## Task requirements
Write out the whole of the material exactly.

## Record excerpts
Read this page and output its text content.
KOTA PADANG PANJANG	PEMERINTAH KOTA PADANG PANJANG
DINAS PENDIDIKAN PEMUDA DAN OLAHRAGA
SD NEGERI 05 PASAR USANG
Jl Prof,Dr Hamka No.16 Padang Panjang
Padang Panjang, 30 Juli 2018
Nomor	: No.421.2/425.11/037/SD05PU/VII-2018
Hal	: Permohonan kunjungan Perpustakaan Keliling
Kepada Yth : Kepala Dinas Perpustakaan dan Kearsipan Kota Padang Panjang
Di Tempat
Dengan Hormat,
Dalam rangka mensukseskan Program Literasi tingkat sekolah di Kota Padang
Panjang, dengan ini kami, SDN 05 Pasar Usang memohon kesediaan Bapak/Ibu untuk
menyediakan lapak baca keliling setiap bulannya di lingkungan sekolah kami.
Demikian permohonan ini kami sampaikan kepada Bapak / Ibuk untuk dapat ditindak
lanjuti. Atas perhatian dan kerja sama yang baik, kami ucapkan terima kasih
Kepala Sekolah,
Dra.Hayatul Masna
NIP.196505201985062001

## Full output
Read this page and output its text content.
KOTA PADANG PANJANG	PEMERINTAH KOTA PADANG PANJANG
DINAS PENDIDIKAN PEMUDA DAN OLAHRAGA
SD NEGERI 05 PASAR USANG
Jl Prof,Dr Hamka No.16 Padang Panjang
Padang Panjang, 30 Juli 2018
Nomor	: No.421.2/425.11/037/SD05PU/VII-2018
Hal	: Permohonan kunjungan Perpustakaan Keliling
Kepada Yth : Kepala Dinas Perpustakaan dan Kearsipan Kota Padang Panjang
Di Tempat
Dengan Hormat,
Dalam rangka mensukseskan Program Literasi tingkat sekolah di Kota Padang
Panjang, dengan ini kami, SDN 05 Pasar Usang memohon kesediaan Bapak/Ibu untuk
menyediakan lapak baca keliling setiap bulannya di lingkungan sekolah kami.
Demikian permohonan ini kami sampaikan kepada Bapak / Ibuk untuk dapat ditindak
lanjuti. Atas perhatian dan kerja sama yang baik, kami ucapkan terima kasih
Kepala Sekolah,
Dra.Hayatul Masna
NIP.196505201985062001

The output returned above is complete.